[Data records]
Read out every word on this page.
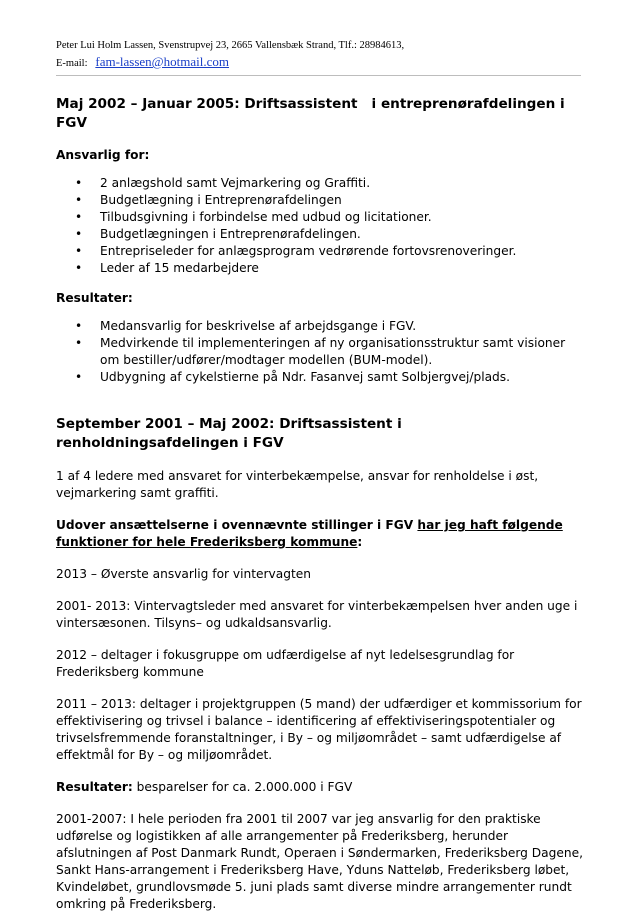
Peter Lui Holm Lassen, Svenstrupvej 23, 2665 Vallensbæk Strand, Tlf.: 28984613,
E-mail: fam-lassen@hotmail.com
Maj 2002 – Januar 2005: Driftsassistent i entreprenørafdelingen i FGV
Ansvarlig for:
• 2 anlægshold samt Vejmarkering og Graffiti.
• Budgetlægning i Entreprenørafdelingen
• Tilbudsgivning i forbindelse med udbud og licitationer.
• Budgetlægningen i Entreprenørafdelingen.
• Entrepriseleder for anlægsprogram vedrørende fortovsrenoveringer.
• Leder af 15 medarbejdere
Resultater:
• Medansvarlig for beskrivelse af arbejdsgange i FGV.
• Medvirkende til implementeringen af ny organisationsstruktur samt visioner om bestiller/udfører/modtager modellen (BUM-model).
• Udbygning af cykelstierne på Ndr. Fasanvej samt Solbjergvej/plads.
September 2001 – Maj 2002: Driftsassistent i renholdningsafdelingen i FGV

1 af 4 ledere med ansvaret for vinterbekæmpelse, ansvar for renholdelse i øst, vejmarkering samt graffiti.

Udover ansættelserne i ovennævnte stillinger i FGV har jeg haft følgende funktioner for hele Frederiksberg kommune:

2013 – Øverste ansvarlig for vintervagten

2001- 2013: Vintervagtsleder med ansvaret for vinterbekæmpelsen hver anden uge i vintersæsonen. Tilsyns– og udkaldsansvarlig.

2012 – deltager i fokusgruppe om udfærdigelse af nyt ledelsesgrundlag for Frederiksberg kommune

2011 – 2013: deltager i projektgruppen (5 mand) der udfærdiger et kommissorium for effektivisering og trivsel i balance – identificering af effektiviseringspotentialer og trivselsfremmende foranstaltninger, i By – og miljøområdet – samt udfærdigelse af effektmål for By – og miljøområdet.

Resultater: besparelser for ca. 2.000.000 i FGV

2001-2007: I hele perioden fra 2001 til 2007 var jeg ansvarlig for den praktiske udførelse og logistikken af alle arrangementer på Frederiksberg, herunder afslutningen af Post Danmark Rundt, Operaen i Søndermarken, Frederiksberg Dagene, Sankt Hans-arrangement i Frederiksberg Have, Yduns Natteløb, Frederiksberg løbet, Kvindeløbet, grundlovsmøde 5. juni plads samt diverse mindre arrangementer rundt omkring på Frederiksberg.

[Written request]
What is the number of lines in the records that contain the string "Frederiksberg"? Give only that number.

[The response]
3